-- start --

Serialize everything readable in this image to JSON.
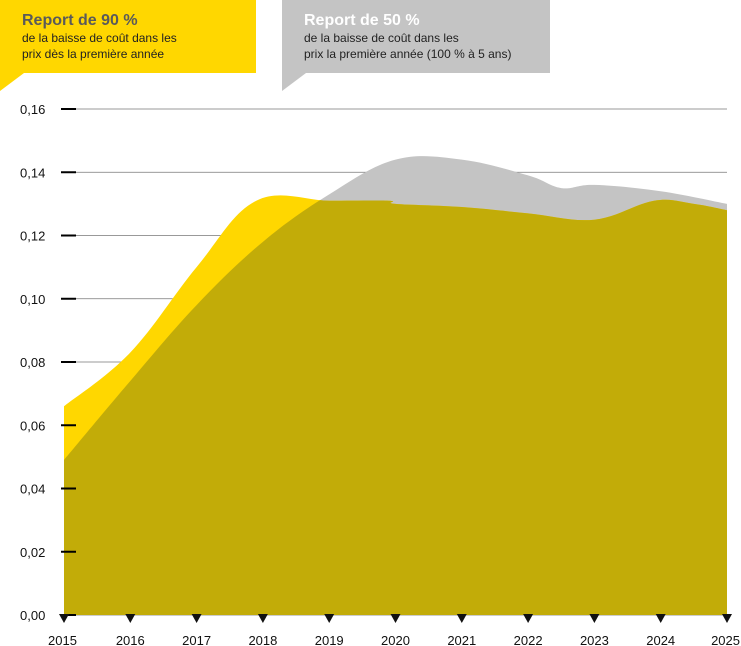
{
  "legend": {
    "series_a": {
      "title": "Report de 90 %",
      "desc_line1": "de la baisse de coût dans les",
      "desc_line2": "prix dès la première année",
      "color": "#FFD700"
    },
    "series_b": {
      "title": "Report de 50 %",
      "desc_line1": "de la baisse de coût dans les",
      "desc_line2": "prix la première année (100 % à 5 ans)",
      "color": "#C4C4C4"
    }
  },
  "chart_data": {
    "type": "area",
    "title": "",
    "xlabel": "",
    "ylabel": "",
    "x": [
      2015,
      2016,
      2017,
      2018,
      2019,
      2020,
      2021,
      2022,
      2023,
      2024,
      2025
    ],
    "xlim": [
      2015,
      2025
    ],
    "ylim": [
      0,
      0.16
    ],
    "y_ticks": [
      "0,00",
      "0,02",
      "0,04",
      "0,06",
      "0,08",
      "0,10",
      "0,12",
      "0,14",
      "0,16"
    ],
    "y_tick_values": [
      0,
      0.02,
      0.04,
      0.06,
      0.08,
      0.1,
      0.12,
      0.14,
      0.16
    ],
    "x_ticks": [
      "2015",
      "2016",
      "2017",
      "2018",
      "2019",
      "2020",
      "2021",
      "2022",
      "2023",
      "2024",
      "2025"
    ],
    "grid": true,
    "overlap_color": "#C2AC08",
    "series": [
      {
        "legend_key": "series_a",
        "color": "#FFD700",
        "points": [
          [
            2015,
            0.066
          ],
          [
            2016,
            0.083
          ],
          [
            2017,
            0.11
          ],
          [
            2017.9,
            0.131
          ],
          [
            2019,
            0.131
          ],
          [
            2019.9,
            0.131
          ],
          [
            2020,
            0.13
          ],
          [
            2021,
            0.129
          ],
          [
            2022,
            0.127
          ],
          [
            2023,
            0.125
          ],
          [
            2023.9,
            0.131
          ],
          [
            2024.5,
            0.13
          ],
          [
            2025,
            0.128
          ]
        ]
      },
      {
        "legend_key": "series_b",
        "color": "#C4C4C4",
        "points": [
          [
            2015,
            0.049
          ],
          [
            2016,
            0.074
          ],
          [
            2017,
            0.098
          ],
          [
            2018,
            0.118
          ],
          [
            2019,
            0.133
          ],
          [
            2020,
            0.144
          ],
          [
            2021,
            0.144
          ],
          [
            2022,
            0.139
          ],
          [
            2022.5,
            0.135
          ],
          [
            2023,
            0.136
          ],
          [
            2024,
            0.134
          ],
          [
            2025,
            0.13
          ]
        ]
      }
    ]
  }
}
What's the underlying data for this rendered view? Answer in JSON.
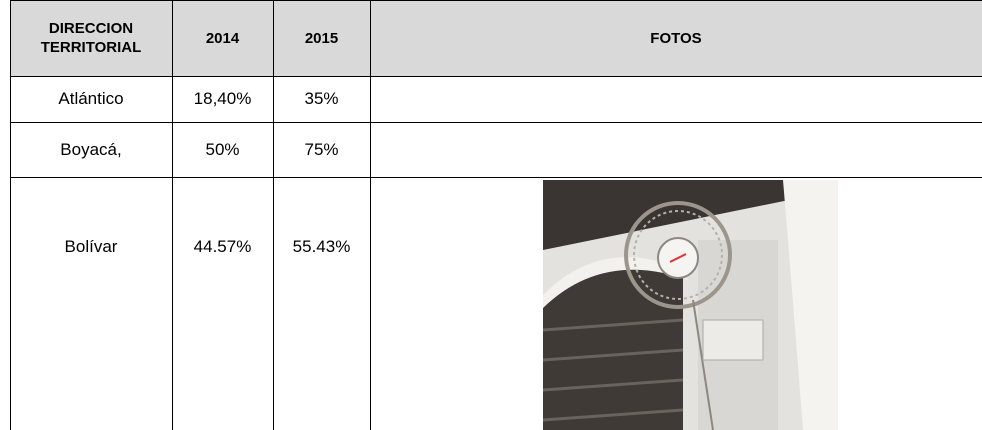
{
  "table": {
    "header": [
      "DIRECCION TERRITORIAL",
      "2014",
      "2015",
      "FOTOS"
    ],
    "rows": [
      [
        "Atlántico",
        "18,40%",
        "35%"
      ],
      [
        "Boyacá,",
        "50%",
        "75%"
      ],
      [
        "Bolívar",
        "44.57%",
        "55.43%"
      ]
    ]
  }
}
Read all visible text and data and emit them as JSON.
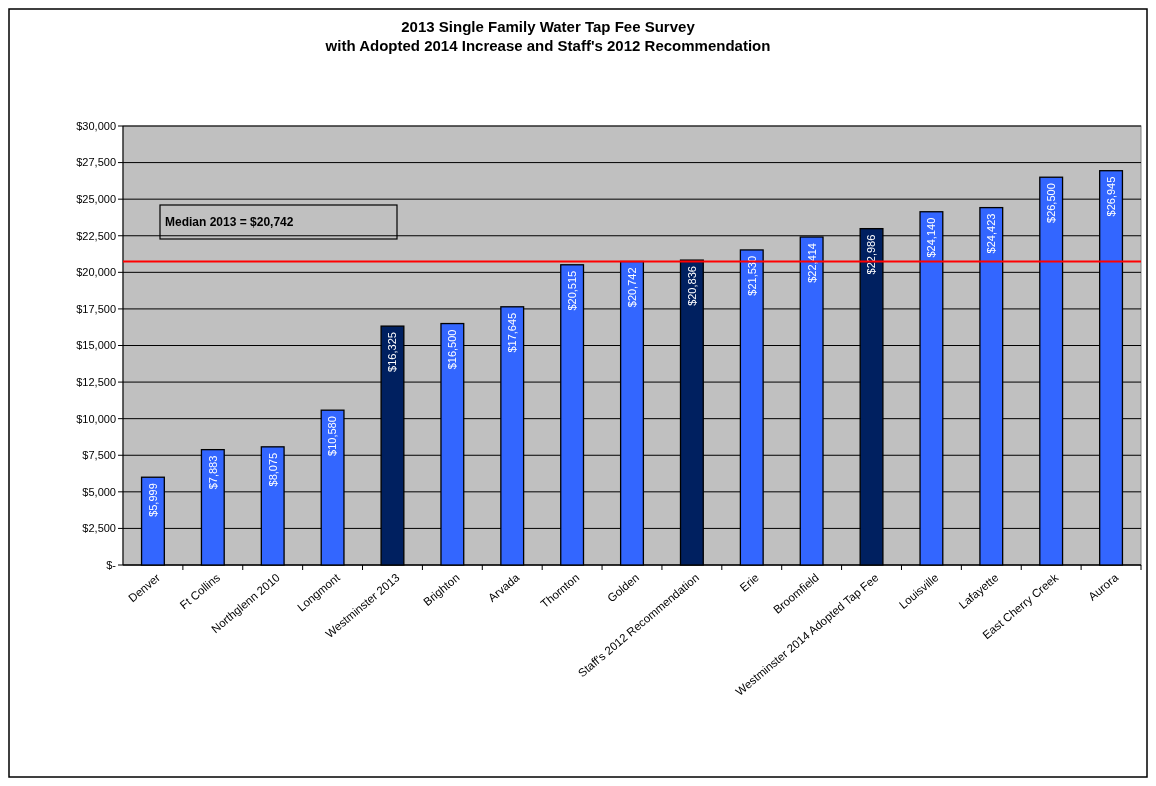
{
  "chart_data": {
    "type": "bar",
    "title": "2013 Single Family Water Tap Fee Survey",
    "subtitle": "with Adopted 2014 Increase and Staff's 2012 Recommendation",
    "categories": [
      "Denver",
      "Ft Collins",
      "Northglenn 2010",
      "Longmont",
      "Westminster 2013",
      "Brighton",
      "Arvada",
      "Thornton",
      "Golden",
      "Staff's 2012 Recommendation",
      "Erie",
      "Broomfield",
      "Westminster 2014 Adopted Tap Fee",
      "Louisville",
      "Lafayette",
      "East Cherry Creek",
      "Aurora"
    ],
    "values": [
      5999,
      7883,
      8075,
      10580,
      16325,
      16500,
      17645,
      20515,
      20742,
      20836,
      21530,
      22414,
      22986,
      24140,
      24423,
      26500,
      26945
    ],
    "value_labels": [
      "$5,999",
      "$7,883",
      "$8,075",
      "$10,580",
      "$16,325",
      "$16,500",
      "$17,645",
      "$20,515",
      "$20,742",
      "$20,836",
      "$21,530",
      "$22,414",
      "$22,986",
      "$24,140",
      "$24,423",
      "$26,500",
      "$26,945"
    ],
    "colors": [
      "#3366ff",
      "#3366ff",
      "#3366ff",
      "#3366ff",
      "#002060",
      "#3366ff",
      "#3366ff",
      "#3366ff",
      "#3366ff",
      "#002060",
      "#3366ff",
      "#3366ff",
      "#002060",
      "#3366ff",
      "#3366ff",
      "#3366ff",
      "#3366ff"
    ],
    "ylim": [
      0,
      30000
    ],
    "yticks": [
      {
        "value": 0,
        "label": "$-"
      },
      {
        "value": 2500,
        "label": "$2,500"
      },
      {
        "value": 5000,
        "label": "$5,000"
      },
      {
        "value": 7500,
        "label": "$7,500"
      },
      {
        "value": 10000,
        "label": "$10,000"
      },
      {
        "value": 12500,
        "label": "$12,500"
      },
      {
        "value": 15000,
        "label": "$15,000"
      },
      {
        "value": 17500,
        "label": "$17,500"
      },
      {
        "value": 20000,
        "label": "$20,000"
      },
      {
        "value": 22500,
        "label": "$22,500"
      },
      {
        "value": 25000,
        "label": "$25,000"
      },
      {
        "value": 27500,
        "label": "$27,500"
      },
      {
        "value": 30000,
        "label": "$30,000"
      }
    ],
    "grid": "y",
    "ref_lines": [
      {
        "axis": "y",
        "value": 20742,
        "label": "Median 2013 = $20,742",
        "color": "#ff0000"
      }
    ]
  }
}
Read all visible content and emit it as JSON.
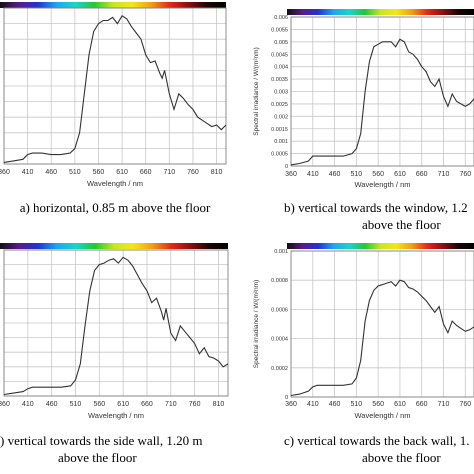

-- end --

### [AIM]
Quote the entries in full. Any image among them is to be omitted from the copy.

### [RESPONSE BELOW]
Serialize everything readable in this image to JSON.
{
  "legend": {
    "series_a": {
      "title": "Report de 90 %",
      "desc_line1": "de la baisse de coût dans les",
      "desc_line2": "prix dès la première année",
      "color": "#FFD700"
    },
    "series_b": {
      "title": "Report de 50 %",
      "desc_line1": "de la baisse de coût dans les",
      "desc_line2": "prix la première année (100 % à 5 ans)",
      "color": "#C4C4C4"
    }
  },
  "chart_data": {
    "type": "area",
    "title": "",
    "xlabel": "",
    "ylabel": "",
    "x": [
      2015,
      2016,
      2017,
      2018,
      2019,
      2020,
      2021,
      2022,
      2023,
      2024,
      2025
    ],
    "xlim": [
      2015,
      2025
    ],
    "ylim": [
      0,
      0.16
    ],
    "y_ticks": [
      "0,00",
      "0,02",
      "0,04",
      "0,06",
      "0,08",
      "0,10",
      "0,12",
      "0,14",
      "0,16"
    ],
    "y_tick_values": [
      0,
      0.02,
      0.04,
      0.06,
      0.08,
      0.1,
      0.12,
      0.14,
      0.16
    ],
    "x_ticks": [
      "2015",
      "2016",
      "2017",
      "2018",
      "2019",
      "2020",
      "2021",
      "2022",
      "2023",
      "2024",
      "2025"
    ],
    "grid": true,
    "overlap_color": "#C2AC08",
    "series": [
      {
        "legend_key": "series_a",
        "color": "#FFD700",
        "points": [
          [
            2015,
            0.066
          ],
          [
            2016,
            0.083
          ],
          [
            2017,
            0.11
          ],
          [
            2017.9,
            0.131
          ],
          [
            2019,
            0.131
          ],
          [
            2019.9,
            0.131
          ],
          [
            2020,
            0.13
          ],
          [
            2021,
            0.129
          ],
          [
            2022,
            0.127
          ],
          [
            2023,
            0.125
          ],
          [
            2023.9,
            0.131
          ],
          [
            2024.5,
            0.13
          ],
          [
            2025,
            0.128
          ]
        ]
      },
      {
        "legend_key": "series_b",
        "color": "#C4C4C4",
        "points": [
          [
            2015,
            0.049
          ],
          [
            2016,
            0.074
          ],
          [
            2017,
            0.098
          ],
          [
            2018,
            0.118
          ],
          [
            2019,
            0.133
          ],
          [
            2020,
            0.144
          ],
          [
            2021,
            0.144
          ],
          [
            2022,
            0.139
          ],
          [
            2022.5,
            0.135
          ],
          [
            2023,
            0.136
          ],
          [
            2024,
            0.134
          ],
          [
            2025,
            0.13
          ]
        ]
      }
    ]
  }
}
What's the underlying data for this rendered view? Answer in JSON.
{
  "table": {
    "header": [
      "DIRECCION TERRITORIAL",
      "2014",
      "2015",
      "FOTOS"
    ],
    "rows": [
      [
        "Atlántico",
        "18,40%",
        "35%"
      ],
      [
        "Boyacá,",
        "50%",
        "75%"
      ],
      [
        "Bolívar",
        "44.57%",
        "55.43%"
      ]
    ]
  }
}
Read all visible text and data and emit them as JSON.
{
  "chart_data": {
    "type": "bar",
    "title": "2013 Single Family Water Tap Fee Survey",
    "subtitle": "with Adopted 2014 Increase and Staff's 2012 Recommendation",
    "categories": [
      "Denver",
      "Ft Collins",
      "Northglenn 2010",
      "Longmont",
      "Westminster 2013",
      "Brighton",
      "Arvada",
      "Thornton",
      "Golden",
      "Staff's 2012 Recommendation",
      "Erie",
      "Broomfield",
      "Westminster 2014 Adopted Tap Fee",
      "Louisville",
      "Lafayette",
      "East Cherry Creek",
      "Aurora"
    ],
    "values": [
      5999,
      7883,
      8075,
      10580,
      16325,
      16500,
      17645,
      20515,
      20742,
      20836,
      21530,
      22414,
      22986,
      24140,
      24423,
      26500,
      26945
    ],
    "value_labels": [
      "$5,999",
      "$7,883",
      "$8,075",
      "$10,580",
      "$16,325",
      "$16,500",
      "$17,645",
      "$20,515",
      "$20,742",
      "$20,836",
      "$21,530",
      "$22,414",
      "$22,986",
      "$24,140",
      "$24,423",
      "$26,500",
      "$26,945"
    ],
    "colors": [
      "#3366ff",
      "#3366ff",
      "#3366ff",
      "#3366ff",
      "#002060",
      "#3366ff",
      "#3366ff",
      "#3366ff",
      "#3366ff",
      "#002060",
      "#3366ff",
      "#3366ff",
      "#002060",
      "#3366ff",
      "#3366ff",
      "#3366ff",
      "#3366ff"
    ],
    "ylim": [
      0,
      30000
    ],
    "yticks": [
      {
        "value": 0,
        "label": "$-"
      },
      {
        "value": 2500,
        "label": "$2,500"
      },
      {
        "value": 5000,
        "label": "$5,000"
      },
      {
        "value": 7500,
        "label": "$7,500"
      },
      {
        "value": 10000,
        "label": "$10,000"
      },
      {
        "value": 12500,
        "label": "$12,500"
      },
      {
        "value": 15000,
        "label": "$15,000"
      },
      {
        "value": 17500,
        "label": "$17,500"
      },
      {
        "value": 20000,
        "label": "$20,000"
      },
      {
        "value": 22500,
        "label": "$22,500"
      },
      {
        "value": 25000,
        "label": "$25,000"
      },
      {
        "value": 27500,
        "label": "$27,500"
      },
      {
        "value": 30000,
        "label": "$30,000"
      }
    ],
    "grid": "y",
    "ref_lines": [
      {
        "axis": "y",
        "value": 20742,
        "label": "Median 2013 = $20,742",
        "color": "#ff0000"
      }
    ]
  }
}
Read all visible content and emit it as JSON.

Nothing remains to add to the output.